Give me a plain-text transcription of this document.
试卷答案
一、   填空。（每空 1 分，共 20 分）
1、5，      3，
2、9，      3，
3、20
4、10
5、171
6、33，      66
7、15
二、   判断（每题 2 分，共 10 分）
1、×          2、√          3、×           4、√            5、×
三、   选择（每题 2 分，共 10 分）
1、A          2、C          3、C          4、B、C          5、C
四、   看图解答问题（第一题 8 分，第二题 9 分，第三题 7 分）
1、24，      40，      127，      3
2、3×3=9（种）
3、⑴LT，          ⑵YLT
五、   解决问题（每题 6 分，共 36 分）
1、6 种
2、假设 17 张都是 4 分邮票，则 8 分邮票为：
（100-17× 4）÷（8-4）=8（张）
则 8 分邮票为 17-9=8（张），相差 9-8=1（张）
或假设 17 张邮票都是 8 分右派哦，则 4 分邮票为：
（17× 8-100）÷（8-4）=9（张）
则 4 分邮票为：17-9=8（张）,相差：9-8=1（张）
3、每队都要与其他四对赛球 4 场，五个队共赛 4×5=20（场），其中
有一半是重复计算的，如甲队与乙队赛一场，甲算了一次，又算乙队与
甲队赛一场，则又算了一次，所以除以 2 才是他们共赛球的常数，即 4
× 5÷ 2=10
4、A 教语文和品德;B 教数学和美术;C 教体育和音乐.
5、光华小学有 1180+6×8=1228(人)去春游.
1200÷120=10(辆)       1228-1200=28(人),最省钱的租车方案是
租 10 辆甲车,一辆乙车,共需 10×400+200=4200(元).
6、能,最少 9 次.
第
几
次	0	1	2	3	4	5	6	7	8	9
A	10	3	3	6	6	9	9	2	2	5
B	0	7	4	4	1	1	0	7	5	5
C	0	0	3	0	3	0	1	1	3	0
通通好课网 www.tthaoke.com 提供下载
------------------------------------------------------------
▸ What you need to do: Would you write down every record again, exactly?

▸ Exercise result:
Give me a plain-text transcription of this document.
试卷答案
一、   填空。（每空 1 分，共 20 分）
1、5，      3，
2、9，      3，
3、20
4、10
5、171
6、33，      66
7、15
二、   判断（每题 2 分，共 10 分）
1、×          2、√          3、×           4、√            5、×
三、   选择（每题 2 分，共 10 分）
1、A          2、C          3、C          4、B、C          5、C
四、   看图解答问题（第一题 8 分，第二题 9 分，第三题 7 分）
1、24，      40，      127，      3
2、3×3=9（种）
3、⑴LT，          ⑵YLT
五、   解决问题（每题 6 分，共 36 分）
1、6 种
2、假设 17 张都是 4 分邮票，则 8 分邮票为：
（100-17× 4）÷（8-4）=8（张）
则 8 分邮票为 17-9=8（张），相差 9-8=1（张）
或假设 17 张邮票都是 8 分右派哦，则 4 分邮票为：
（17× 8-100）÷（8-4）=9（张）
则 4 分邮票为：17-9=8（张）,相差：9-8=1（张）
3、每队都要与其他四对赛球 4 场，五个队共赛 4×5=20（场），其中
有一半是重复计算的，如甲队与乙队赛一场，甲算了一次，又算乙队与
甲队赛一场，则又算了一次，所以除以 2 才是他们共赛球的常数，即 4
× 5÷ 2=10
4、A 教语文和品德;B 教数学和美术;C 教体育和音乐.
5、光华小学有 1180+6×8=1228(人)去春游.
1200÷120=10(辆)       1228-1200=28(人),最省钱的租车方案是
租 10 辆甲车,一辆乙车,共需 10×400+200=4200(元).
6、能,最少 9 次.
第
几
次	0	1	2	3	4	5	6	7	8	9
A	10	3	3	6	6	9	9	2	2	5
B	0	7	4	4	1	1	0	7	5	5
C	0	0	3	0	3	0	1	1	3	0
通通好课网 www.tthaoke.com 提供下载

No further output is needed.